## START Given entries

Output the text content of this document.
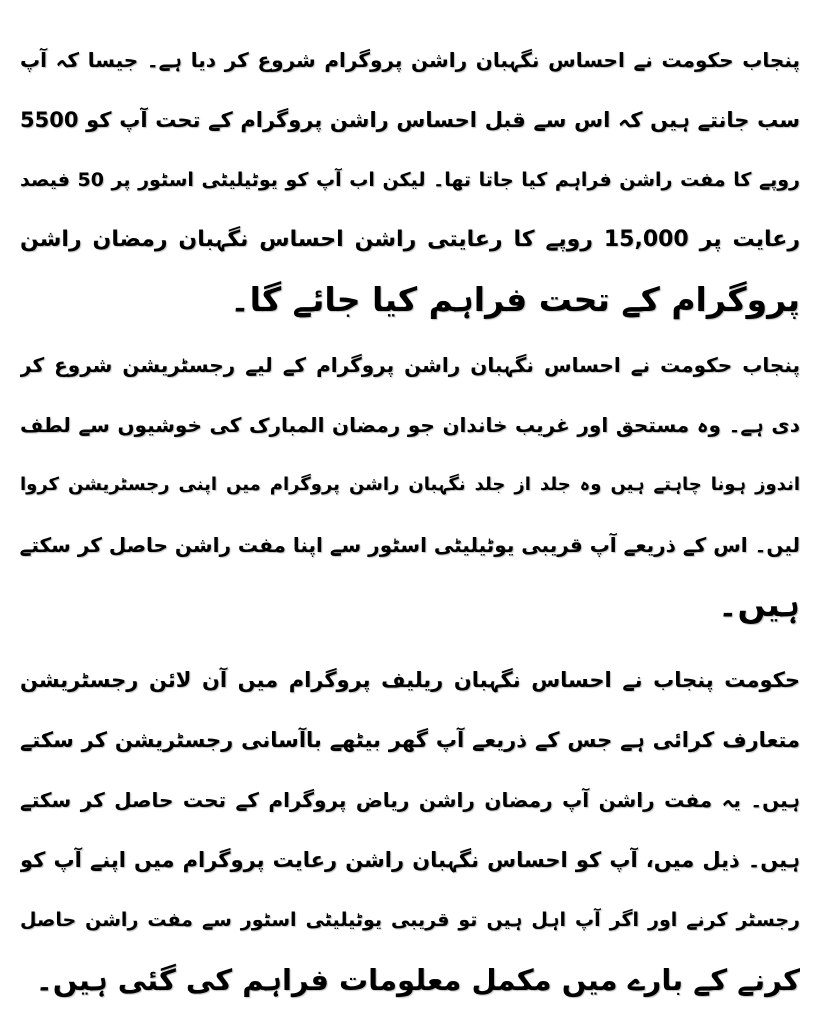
پنجاب حکومت نے احساس نگہبان راشن پروگرام شروع کر دیا ہے۔ جیسا کہ آپ
سب جانتے ہیں کہ اس سے قبل احساس راشن پروگرام کے تحت آپ کو 5500
روپے کا مفت راشن فراہم کیا جاتا تھا۔ لیکن اب آپ کو یوٹیلیٹی اسٹور پر 50 فیصد
رعایت پر 15,000 روپے کا رعایتی راشن احساس نگہبان رمضان راشن
پروگرام کے تحت فراہم کیا جائے گا۔
پنجاب حکومت نے احساس نگہبان راشن پروگرام کے لیے رجسٹریشن شروع کر
دی ہے۔ وہ مستحق اور غریب خاندان جو رمضان المبارک کی خوشیوں سے لطف
اندوز ہونا چاہتے ہیں وہ جلد از جلد نگہبان راشن پروگرام میں اپنی رجسٹریشن کروا
لیں۔ اس کے ذریعے آپ قریبی یوٹیلیٹی اسٹور سے اپنا مفت راشن حاصل کر سکتے
ہیں۔
حکومت پنجاب نے احساس نگہبان ریلیف پروگرام میں آن لائن رجسٹریشن
متعارف کرائی ہے جس کے ذریعے آپ گھر بیٹھے باآسانی رجسٹریشن کر سکتے
ہیں۔ یہ مفت راشن آپ رمضان راشن ریاض پروگرام کے تحت حاصل کر سکتے
ہیں۔ ذیل میں، آپ کو احساس نگہبان راشن رعایت پروگرام میں اپنے آپ کو
رجسٹر کرنے اور اگر آپ اہل ہیں تو قریبی یوٹیلیٹی اسٹور سے مفت راشن حاصل
کرنے کے بارے میں مکمل معلومات فراہم کی گئی ہیں۔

## END Given entries

What is required >> Report all lines of the data that include the word "شروع".

Finished answer >>
پنجاب حکومت نے احساس نگہبان راشن پروگرام شروع کر دیا ہے۔ جیسا کہ آپ
پنجاب حکومت نے احساس نگہبان راشن پروگرام کے لیے رجسٹریشن شروع کر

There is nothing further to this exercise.